— begin INPUT MATERIAL —

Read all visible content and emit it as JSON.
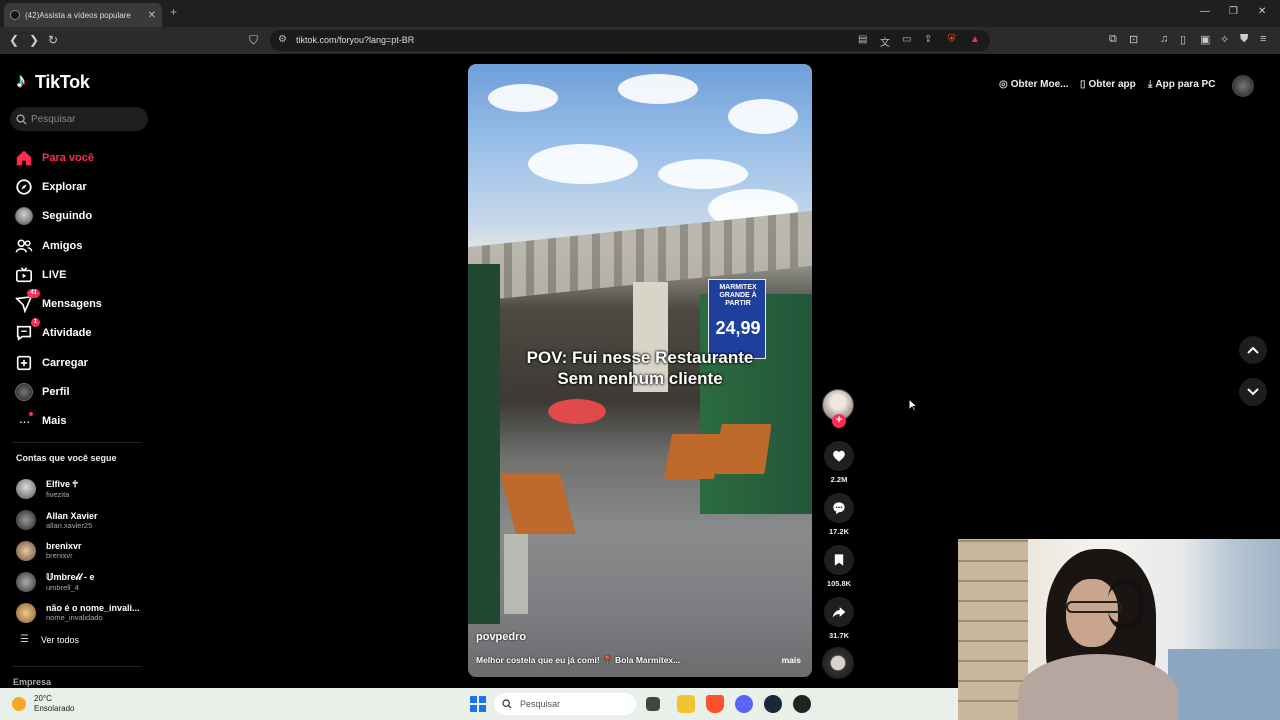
{
  "browser": {
    "tab_title": "(42)Assista a vídeos populare",
    "url": "tiktok.com/foryou?lang=pt-BR"
  },
  "sidebar": {
    "logo": "TikTok",
    "search_placeholder": "Pesquisar",
    "nav": [
      {
        "label": "Para você",
        "icon": "home-icon",
        "active": true
      },
      {
        "label": "Explorar",
        "icon": "compass-icon"
      },
      {
        "label": "Seguindo",
        "icon": "following-avatar-icon"
      },
      {
        "label": "Amigos",
        "icon": "friends-icon"
      },
      {
        "label": "LIVE",
        "icon": "live-icon"
      },
      {
        "label": "Mensagens",
        "icon": "messages-icon",
        "badge": "41"
      },
      {
        "label": "Atividade",
        "icon": "activity-icon",
        "badge": "1"
      },
      {
        "label": "Carregar",
        "icon": "upload-icon"
      },
      {
        "label": "Perfil",
        "icon": "profile-avatar-icon"
      },
      {
        "label": "Mais",
        "icon": "more-icon"
      }
    ],
    "following_title": "Contas que você segue",
    "following": [
      {
        "name": "Elfive 🕆",
        "user": "fivezita"
      },
      {
        "name": "Allan Xavier",
        "user": "allan.xavier25"
      },
      {
        "name": "brenixvr",
        "user": "brenixvr"
      },
      {
        "name": "𝕌mbre𝓁𝓁 - e",
        "user": "umbrell_4"
      },
      {
        "name": "não é o nome_invali...",
        "user": "nome_invalidado"
      }
    ],
    "see_all": "Ver todos",
    "company": "Empresa"
  },
  "video": {
    "caption_line1": "POV: Fui nesse Restaurante",
    "caption_line2": "Sem nenhum cliente",
    "sign_top": "MARMITEX GRANDE À PARTIR",
    "sign_price": "24,99",
    "username": "povpedro",
    "description": "Melhor costela que eu já comi! 📍 Bola Marmitex...",
    "more": "mais"
  },
  "actions": {
    "likes": "2.2M",
    "comments": "17.2K",
    "saves": "105.8K",
    "shares": "31.7K"
  },
  "topbar": {
    "coins": "Obter Moe...",
    "get_app": "Obter app",
    "pc_app": "App para PC"
  },
  "taskbar": {
    "temp": "20°C",
    "condition": "Ensolarado",
    "search": "Pesquisar"
  },
  "colors": {
    "accent": "#fe2c55",
    "background": "#000000"
  }
}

— end INPUT MATERIAL —

* [WHAT THE TASK REQUIRES]: Make an exact copy of the listing above. Do not include the pictures.

* [REPLY]:
Read all visible content and emit it as JSON.
{
  "browser": {
    "tab_title": "(42)Assista a vídeos populare",
    "url": "tiktok.com/foryou?lang=pt-BR"
  },
  "sidebar": {
    "logo": "TikTok",
    "search_placeholder": "Pesquisar",
    "nav": [
      {
        "label": "Para você",
        "icon": "home-icon",
        "active": true
      },
      {
        "label": "Explorar",
        "icon": "compass-icon"
      },
      {
        "label": "Seguindo",
        "icon": "following-avatar-icon"
      },
      {
        "label": "Amigos",
        "icon": "friends-icon"
      },
      {
        "label": "LIVE",
        "icon": "live-icon"
      },
      {
        "label": "Mensagens",
        "icon": "messages-icon",
        "badge": "41"
      },
      {
        "label": "Atividade",
        "icon": "activity-icon",
        "badge": "1"
      },
      {
        "label": "Carregar",
        "icon": "upload-icon"
      },
      {
        "label": "Perfil",
        "icon": "profile-avatar-icon"
      },
      {
        "label": "Mais",
        "icon": "more-icon"
      }
    ],
    "following_title": "Contas que você segue",
    "following": [
      {
        "name": "Elfive 🕆",
        "user": "fivezita"
      },
      {
        "name": "Allan Xavier",
        "user": "allan.xavier25"
      },
      {
        "name": "brenixvr",
        "user": "brenixvr"
      },
      {
        "name": "𝕌mbre𝓁𝓁 - e",
        "user": "umbrell_4"
      },
      {
        "name": "não é o nome_invali...",
        "user": "nome_invalidado"
      }
    ],
    "see_all": "Ver todos",
    "company": "Empresa"
  },
  "video": {
    "caption_line1": "POV: Fui nesse Restaurante",
    "caption_line2": "Sem nenhum cliente",
    "sign_top": "MARMITEX GRANDE À PARTIR",
    "sign_price": "24,99",
    "username": "povpedro",
    "description": "Melhor costela que eu já comi! 📍 Bola Marmitex...",
    "more": "mais"
  },
  "actions": {
    "likes": "2.2M",
    "comments": "17.2K",
    "saves": "105.8K",
    "shares": "31.7K"
  },
  "topbar": {
    "coins": "Obter Moe...",
    "get_app": "Obter app",
    "pc_app": "App para PC"
  },
  "taskbar": {
    "temp": "20°C",
    "condition": "Ensolarado",
    "search": "Pesquisar"
  },
  "colors": {
    "accent": "#fe2c55",
    "background": "#000000"
  }
}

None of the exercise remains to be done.